» **PROBLEM TO WORK ON**
Your job is to retype all of the data word for word, leaving every image out.
++++++++++
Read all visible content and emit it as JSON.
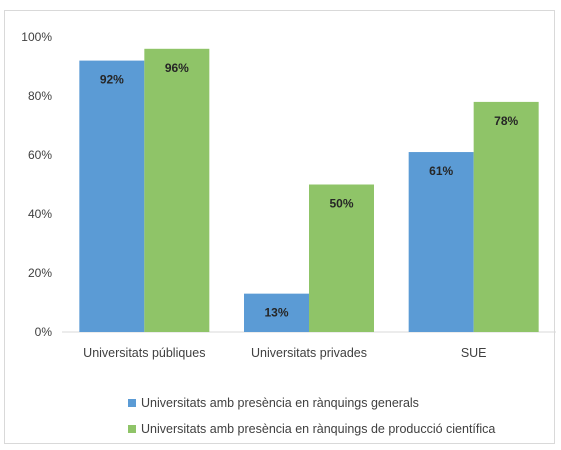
{
  "chart_data": {
    "type": "bar",
    "categories": [
      "Universitats públiques",
      "Universitats privades",
      "SUE"
    ],
    "series": [
      {
        "name": "Universitats amb presència en rànquings generals",
        "values": [
          92,
          13,
          61
        ],
        "labels": [
          "92%",
          "13%",
          "61%"
        ],
        "color": "#5b9bd5"
      },
      {
        "name": "Universitats amb presència en rànquings de producció científica",
        "values": [
          96,
          50,
          78
        ],
        "labels": [
          "96%",
          "50%",
          "78%"
        ],
        "color": "#8fc468"
      }
    ],
    "yticks": [
      "0%",
      "20%",
      "40%",
      "60%",
      "80%",
      "100%"
    ],
    "ylim": [
      0,
      100
    ],
    "grid": false,
    "legend_position": "bottom",
    "title": "",
    "xlabel": "",
    "ylabel": ""
  }
}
++++++++++
» **EXERCISE SOLUTION**
Read all visible content and emit it as JSON.
{
  "chart_data": {
    "type": "bar",
    "categories": [
      "Universitats públiques",
      "Universitats privades",
      "SUE"
    ],
    "series": [
      {
        "name": "Universitats amb presència en rànquings generals",
        "values": [
          92,
          13,
          61
        ],
        "labels": [
          "92%",
          "13%",
          "61%"
        ],
        "color": "#5b9bd5"
      },
      {
        "name": "Universitats amb presència en rànquings de producció científica",
        "values": [
          96,
          50,
          78
        ],
        "labels": [
          "96%",
          "50%",
          "78%"
        ],
        "color": "#8fc468"
      }
    ],
    "yticks": [
      "0%",
      "20%",
      "40%",
      "60%",
      "80%",
      "100%"
    ],
    "ylim": [
      0,
      100
    ],
    "grid": false,
    "legend_position": "bottom",
    "title": "",
    "xlabel": "",
    "ylabel": ""
  }
}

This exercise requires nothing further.